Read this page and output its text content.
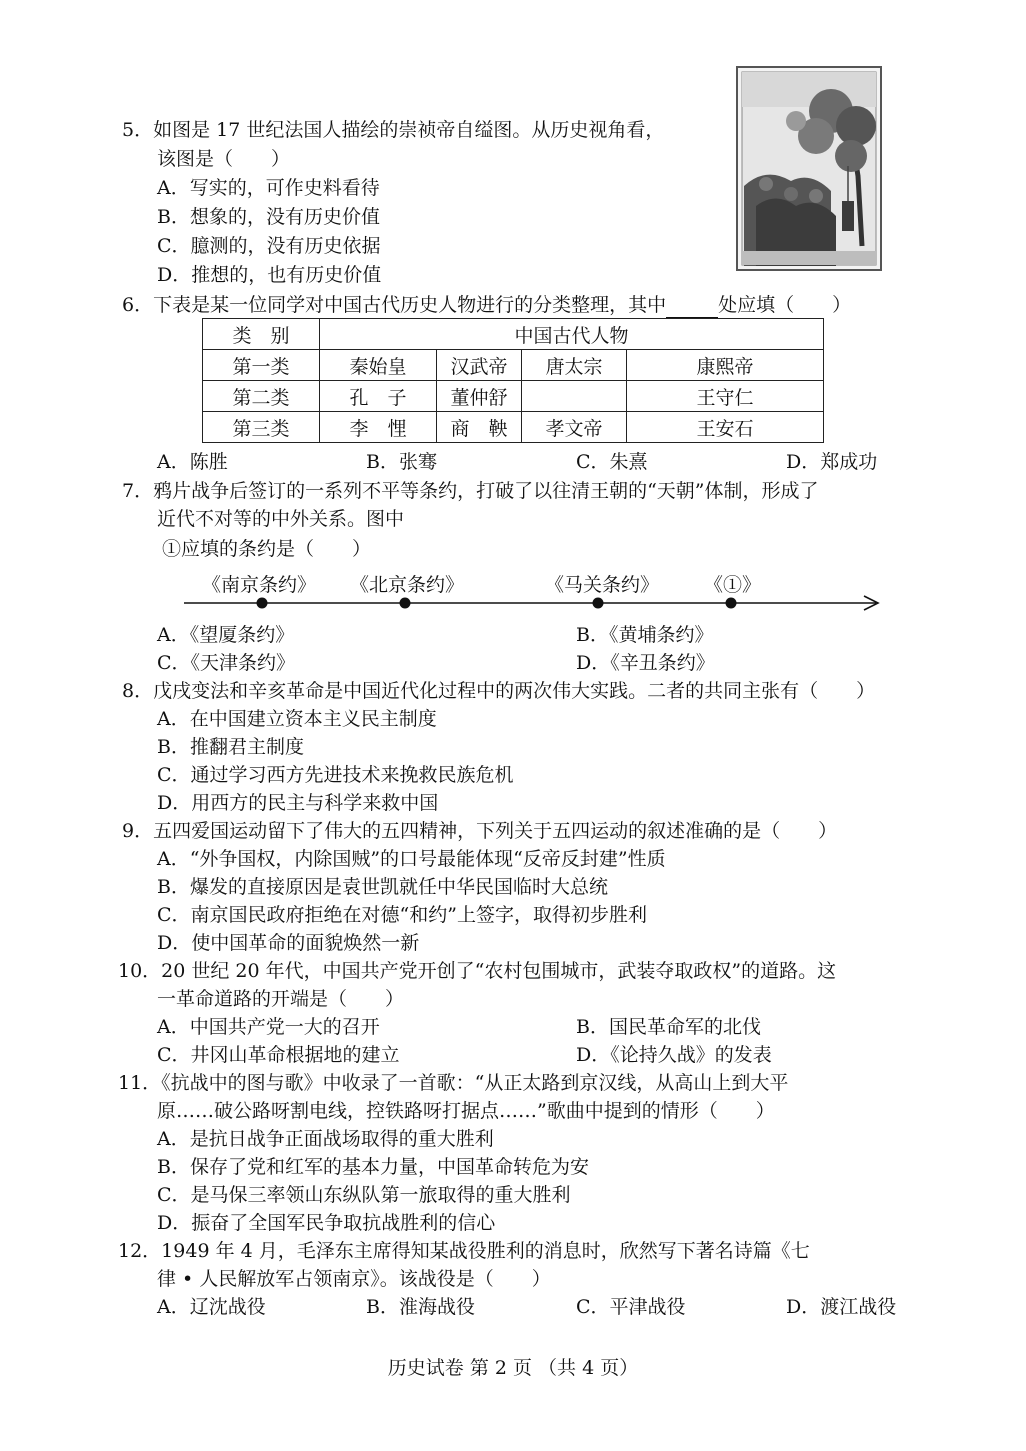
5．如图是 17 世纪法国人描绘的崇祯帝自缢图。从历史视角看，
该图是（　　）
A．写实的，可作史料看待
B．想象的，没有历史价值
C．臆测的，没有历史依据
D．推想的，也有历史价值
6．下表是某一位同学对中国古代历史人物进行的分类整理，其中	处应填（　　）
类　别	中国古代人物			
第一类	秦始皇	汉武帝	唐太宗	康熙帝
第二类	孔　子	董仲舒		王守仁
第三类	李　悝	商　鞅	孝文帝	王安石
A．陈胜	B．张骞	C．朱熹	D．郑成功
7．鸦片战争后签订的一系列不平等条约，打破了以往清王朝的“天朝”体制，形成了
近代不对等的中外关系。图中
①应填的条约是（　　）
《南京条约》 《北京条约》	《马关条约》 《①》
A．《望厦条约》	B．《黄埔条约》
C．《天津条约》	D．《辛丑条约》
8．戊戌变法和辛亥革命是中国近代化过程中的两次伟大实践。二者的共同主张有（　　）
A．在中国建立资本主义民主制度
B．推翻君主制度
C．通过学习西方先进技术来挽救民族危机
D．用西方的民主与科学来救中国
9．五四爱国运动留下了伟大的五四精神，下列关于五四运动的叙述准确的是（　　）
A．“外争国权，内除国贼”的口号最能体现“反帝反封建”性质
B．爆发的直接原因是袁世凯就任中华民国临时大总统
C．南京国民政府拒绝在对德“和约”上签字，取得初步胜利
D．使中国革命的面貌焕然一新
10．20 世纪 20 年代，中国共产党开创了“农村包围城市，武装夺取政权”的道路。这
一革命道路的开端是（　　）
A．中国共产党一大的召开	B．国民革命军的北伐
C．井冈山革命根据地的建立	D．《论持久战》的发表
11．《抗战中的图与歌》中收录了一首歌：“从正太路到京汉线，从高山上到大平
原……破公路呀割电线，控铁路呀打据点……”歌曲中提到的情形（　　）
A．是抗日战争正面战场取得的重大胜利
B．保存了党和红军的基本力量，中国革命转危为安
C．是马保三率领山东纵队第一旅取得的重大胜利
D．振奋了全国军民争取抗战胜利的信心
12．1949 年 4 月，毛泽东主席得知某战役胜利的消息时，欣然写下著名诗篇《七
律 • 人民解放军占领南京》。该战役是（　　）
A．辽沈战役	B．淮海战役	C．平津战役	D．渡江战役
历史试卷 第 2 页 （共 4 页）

• TASK INSTRUCTIONS
Quote every record above exactly, leaving out any pictures.

• FINISHED TASK
Read this page and output its text content.
5．如图是 17 世纪法国人描绘的崇祯帝自缢图。从历史视角看，
该图是（　　）
A．写实的，可作史料看待
B．想象的，没有历史价值
C．臆测的，没有历史依据
D．推想的，也有历史价值
6．下表是某一位同学对中国古代历史人物进行的分类整理，其中	处应填（　　）
类　别	中国古代人物			
第一类	秦始皇	汉武帝	唐太宗	康熙帝
第二类	孔　子	董仲舒		王守仁
第三类	李　悝	商　鞅	孝文帝	王安石
A．陈胜	B．张骞	C．朱熹	D．郑成功
7．鸦片战争后签订的一系列不平等条约，打破了以往清王朝的“天朝”体制，形成了
近代不对等的中外关系。图中
①应填的条约是（　　）
《南京条约》 《北京条约》	《马关条约》 《①》
A．《望厦条约》	B．《黄埔条约》
C．《天津条约》	D．《辛丑条约》
8．戊戌变法和辛亥革命是中国近代化过程中的两次伟大实践。二者的共同主张有（　　）
A．在中国建立资本主义民主制度
B．推翻君主制度
C．通过学习西方先进技术来挽救民族危机
D．用西方的民主与科学来救中国
9．五四爱国运动留下了伟大的五四精神，下列关于五四运动的叙述准确的是（　　）
A．“外争国权，内除国贼”的口号最能体现“反帝反封建”性质
B．爆发的直接原因是袁世凯就任中华民国临时大总统
C．南京国民政府拒绝在对德“和约”上签字，取得初步胜利
D．使中国革命的面貌焕然一新
10．20 世纪 20 年代，中国共产党开创了“农村包围城市，武装夺取政权”的道路。这
一革命道路的开端是（　　）
A．中国共产党一大的召开	B．国民革命军的北伐
C．井冈山革命根据地的建立	D．《论持久战》的发表
11．《抗战中的图与歌》中收录了一首歌：“从正太路到京汉线，从高山上到大平
原……破公路呀割电线，控铁路呀打据点……”歌曲中提到的情形（　　）
A．是抗日战争正面战场取得的重大胜利
B．保存了党和红军的基本力量，中国革命转危为安
C．是马保三率领山东纵队第一旅取得的重大胜利
D．振奋了全国军民争取抗战胜利的信心
12．1949 年 4 月，毛泽东主席得知某战役胜利的消息时，欣然写下著名诗篇《七
律 • 人民解放军占领南京》。该战役是（　　）
A．辽沈战役	B．淮海战役	C．平津战役	D．渡江战役
历史试卷 第 2 页 （共 4 页）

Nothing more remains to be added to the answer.